Given instruction :: Work through the data below line by line and say how many lines hold "Yargı"; give only the number.

Data provided ::
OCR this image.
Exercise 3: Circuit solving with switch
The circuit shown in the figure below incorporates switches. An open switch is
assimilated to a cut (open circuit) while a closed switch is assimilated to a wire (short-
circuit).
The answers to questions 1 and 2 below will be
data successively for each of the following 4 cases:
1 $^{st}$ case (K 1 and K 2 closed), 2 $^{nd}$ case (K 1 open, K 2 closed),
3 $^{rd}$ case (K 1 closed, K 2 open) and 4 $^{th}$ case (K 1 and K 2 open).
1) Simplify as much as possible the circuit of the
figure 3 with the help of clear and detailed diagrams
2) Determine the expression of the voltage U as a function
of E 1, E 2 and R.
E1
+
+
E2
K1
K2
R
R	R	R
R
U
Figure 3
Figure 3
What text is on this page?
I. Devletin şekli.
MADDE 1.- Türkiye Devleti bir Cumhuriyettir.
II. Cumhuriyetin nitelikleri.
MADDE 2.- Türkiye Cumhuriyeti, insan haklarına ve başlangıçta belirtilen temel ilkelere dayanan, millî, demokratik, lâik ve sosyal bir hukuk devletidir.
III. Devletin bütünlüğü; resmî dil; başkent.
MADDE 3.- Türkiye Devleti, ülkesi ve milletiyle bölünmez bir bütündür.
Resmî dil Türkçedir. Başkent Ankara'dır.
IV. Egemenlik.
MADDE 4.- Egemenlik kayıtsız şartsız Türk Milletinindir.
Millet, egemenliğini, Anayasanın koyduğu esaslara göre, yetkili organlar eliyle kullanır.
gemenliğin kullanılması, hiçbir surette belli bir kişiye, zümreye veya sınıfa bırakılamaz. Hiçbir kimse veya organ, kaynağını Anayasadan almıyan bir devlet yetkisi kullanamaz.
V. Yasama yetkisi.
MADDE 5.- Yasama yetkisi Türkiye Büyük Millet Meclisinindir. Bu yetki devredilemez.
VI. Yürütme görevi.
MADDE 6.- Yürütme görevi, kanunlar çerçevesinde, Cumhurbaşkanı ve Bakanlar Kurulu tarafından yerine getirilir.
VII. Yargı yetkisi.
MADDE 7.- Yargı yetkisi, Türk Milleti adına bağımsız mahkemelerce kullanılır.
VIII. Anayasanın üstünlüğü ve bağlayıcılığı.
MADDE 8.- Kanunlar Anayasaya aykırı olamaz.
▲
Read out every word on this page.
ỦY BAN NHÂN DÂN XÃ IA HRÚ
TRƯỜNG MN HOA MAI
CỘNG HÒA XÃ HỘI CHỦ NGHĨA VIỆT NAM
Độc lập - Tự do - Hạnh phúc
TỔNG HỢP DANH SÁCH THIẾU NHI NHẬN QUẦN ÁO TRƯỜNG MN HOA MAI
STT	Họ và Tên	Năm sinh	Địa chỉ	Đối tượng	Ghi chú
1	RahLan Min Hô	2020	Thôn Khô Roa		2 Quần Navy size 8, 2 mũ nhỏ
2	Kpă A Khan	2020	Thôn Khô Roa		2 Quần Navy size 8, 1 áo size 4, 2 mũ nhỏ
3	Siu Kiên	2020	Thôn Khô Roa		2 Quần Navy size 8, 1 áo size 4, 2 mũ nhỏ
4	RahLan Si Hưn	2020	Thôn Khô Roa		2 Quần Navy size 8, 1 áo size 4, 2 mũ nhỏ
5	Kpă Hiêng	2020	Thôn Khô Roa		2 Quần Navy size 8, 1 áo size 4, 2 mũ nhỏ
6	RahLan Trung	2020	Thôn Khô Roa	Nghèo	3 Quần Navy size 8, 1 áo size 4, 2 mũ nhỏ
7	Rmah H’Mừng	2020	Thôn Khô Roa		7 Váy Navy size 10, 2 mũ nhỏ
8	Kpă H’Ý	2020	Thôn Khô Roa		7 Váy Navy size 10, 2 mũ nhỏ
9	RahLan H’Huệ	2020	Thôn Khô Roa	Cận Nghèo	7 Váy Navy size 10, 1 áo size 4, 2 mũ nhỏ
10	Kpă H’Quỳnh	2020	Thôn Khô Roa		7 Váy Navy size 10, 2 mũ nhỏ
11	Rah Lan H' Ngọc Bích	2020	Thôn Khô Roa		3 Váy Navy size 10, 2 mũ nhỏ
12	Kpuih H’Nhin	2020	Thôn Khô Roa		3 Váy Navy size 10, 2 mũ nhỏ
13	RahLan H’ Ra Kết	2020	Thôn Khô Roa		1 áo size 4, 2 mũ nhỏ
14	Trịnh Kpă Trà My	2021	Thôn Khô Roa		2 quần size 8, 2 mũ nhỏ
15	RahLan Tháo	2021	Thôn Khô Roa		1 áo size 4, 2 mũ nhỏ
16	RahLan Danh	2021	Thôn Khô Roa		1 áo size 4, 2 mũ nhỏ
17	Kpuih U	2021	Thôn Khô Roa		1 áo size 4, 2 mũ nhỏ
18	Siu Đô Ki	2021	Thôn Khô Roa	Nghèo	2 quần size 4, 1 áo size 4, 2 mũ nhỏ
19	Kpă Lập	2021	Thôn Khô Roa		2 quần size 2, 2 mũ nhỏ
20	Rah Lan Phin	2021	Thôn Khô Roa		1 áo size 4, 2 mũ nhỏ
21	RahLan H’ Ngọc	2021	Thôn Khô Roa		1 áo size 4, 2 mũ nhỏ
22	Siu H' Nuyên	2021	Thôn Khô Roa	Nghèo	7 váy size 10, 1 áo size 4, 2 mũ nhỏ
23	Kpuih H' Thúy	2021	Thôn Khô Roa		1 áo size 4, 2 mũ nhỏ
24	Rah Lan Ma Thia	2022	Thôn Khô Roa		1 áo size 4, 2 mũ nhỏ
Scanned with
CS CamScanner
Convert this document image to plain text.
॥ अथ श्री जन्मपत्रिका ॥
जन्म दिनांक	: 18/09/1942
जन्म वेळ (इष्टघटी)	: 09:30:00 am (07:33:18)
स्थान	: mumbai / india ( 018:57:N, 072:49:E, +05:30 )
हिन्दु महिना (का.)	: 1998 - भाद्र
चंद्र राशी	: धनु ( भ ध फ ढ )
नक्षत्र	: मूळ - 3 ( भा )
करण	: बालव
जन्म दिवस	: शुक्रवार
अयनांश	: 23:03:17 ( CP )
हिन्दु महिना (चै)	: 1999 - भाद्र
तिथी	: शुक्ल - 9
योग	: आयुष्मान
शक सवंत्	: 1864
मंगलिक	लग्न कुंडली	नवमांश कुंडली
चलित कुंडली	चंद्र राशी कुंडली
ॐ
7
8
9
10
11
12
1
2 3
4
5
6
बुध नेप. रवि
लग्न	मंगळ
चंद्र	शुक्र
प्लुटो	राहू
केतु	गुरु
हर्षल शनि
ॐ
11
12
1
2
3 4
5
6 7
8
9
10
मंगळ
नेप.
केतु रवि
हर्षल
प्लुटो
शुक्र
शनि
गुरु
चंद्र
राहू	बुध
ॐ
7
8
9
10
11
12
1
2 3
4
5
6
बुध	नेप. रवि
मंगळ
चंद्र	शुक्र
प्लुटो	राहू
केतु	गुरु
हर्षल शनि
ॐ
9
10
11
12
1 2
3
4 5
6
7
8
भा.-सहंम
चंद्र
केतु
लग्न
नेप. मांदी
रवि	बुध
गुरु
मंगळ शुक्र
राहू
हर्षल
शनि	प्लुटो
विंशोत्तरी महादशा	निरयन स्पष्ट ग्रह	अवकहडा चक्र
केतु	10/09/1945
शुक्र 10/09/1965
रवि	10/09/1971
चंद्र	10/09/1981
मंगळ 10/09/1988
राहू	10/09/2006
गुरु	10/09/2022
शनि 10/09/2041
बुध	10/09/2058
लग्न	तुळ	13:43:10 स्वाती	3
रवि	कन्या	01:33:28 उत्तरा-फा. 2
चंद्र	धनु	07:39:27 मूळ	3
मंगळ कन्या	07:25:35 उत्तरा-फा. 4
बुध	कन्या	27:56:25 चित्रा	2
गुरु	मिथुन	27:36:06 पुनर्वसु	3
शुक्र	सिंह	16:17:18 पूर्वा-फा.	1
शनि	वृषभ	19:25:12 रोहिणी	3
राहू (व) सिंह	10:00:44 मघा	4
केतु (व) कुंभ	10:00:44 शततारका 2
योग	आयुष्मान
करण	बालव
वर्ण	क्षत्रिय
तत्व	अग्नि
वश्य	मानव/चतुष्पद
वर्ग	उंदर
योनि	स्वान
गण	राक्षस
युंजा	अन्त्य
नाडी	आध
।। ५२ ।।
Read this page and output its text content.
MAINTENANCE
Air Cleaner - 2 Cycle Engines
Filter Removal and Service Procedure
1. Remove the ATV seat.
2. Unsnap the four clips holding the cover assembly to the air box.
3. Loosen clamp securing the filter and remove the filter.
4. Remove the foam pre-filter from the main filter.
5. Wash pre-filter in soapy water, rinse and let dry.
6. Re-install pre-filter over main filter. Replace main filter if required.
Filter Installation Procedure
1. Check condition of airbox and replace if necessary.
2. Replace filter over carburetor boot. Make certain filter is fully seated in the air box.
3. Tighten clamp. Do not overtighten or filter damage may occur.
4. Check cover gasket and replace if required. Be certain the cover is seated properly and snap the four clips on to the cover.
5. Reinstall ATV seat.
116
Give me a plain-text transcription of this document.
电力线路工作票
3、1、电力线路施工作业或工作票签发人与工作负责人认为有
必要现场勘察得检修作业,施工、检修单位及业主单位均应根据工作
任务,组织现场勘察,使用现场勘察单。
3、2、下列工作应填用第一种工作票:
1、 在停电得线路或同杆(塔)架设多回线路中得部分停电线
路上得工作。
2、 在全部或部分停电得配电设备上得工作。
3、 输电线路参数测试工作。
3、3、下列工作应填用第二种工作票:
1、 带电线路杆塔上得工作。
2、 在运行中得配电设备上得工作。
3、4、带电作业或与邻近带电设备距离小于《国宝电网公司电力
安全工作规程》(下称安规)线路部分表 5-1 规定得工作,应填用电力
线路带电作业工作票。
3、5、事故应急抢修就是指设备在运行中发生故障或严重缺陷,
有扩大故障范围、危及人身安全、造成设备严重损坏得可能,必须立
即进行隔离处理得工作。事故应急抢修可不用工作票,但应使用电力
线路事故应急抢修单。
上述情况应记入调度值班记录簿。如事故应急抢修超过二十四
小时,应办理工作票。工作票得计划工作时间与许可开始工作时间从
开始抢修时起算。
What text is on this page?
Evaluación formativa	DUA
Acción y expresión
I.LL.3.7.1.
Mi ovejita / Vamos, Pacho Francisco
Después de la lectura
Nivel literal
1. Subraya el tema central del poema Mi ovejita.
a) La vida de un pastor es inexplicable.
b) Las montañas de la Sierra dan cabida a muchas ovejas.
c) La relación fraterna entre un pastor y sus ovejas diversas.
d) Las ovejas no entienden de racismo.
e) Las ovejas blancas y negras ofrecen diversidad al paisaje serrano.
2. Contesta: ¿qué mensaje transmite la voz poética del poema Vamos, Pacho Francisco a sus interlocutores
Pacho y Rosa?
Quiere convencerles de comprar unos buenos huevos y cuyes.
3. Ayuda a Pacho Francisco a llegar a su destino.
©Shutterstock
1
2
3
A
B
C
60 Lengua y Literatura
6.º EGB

Problem solution :: 2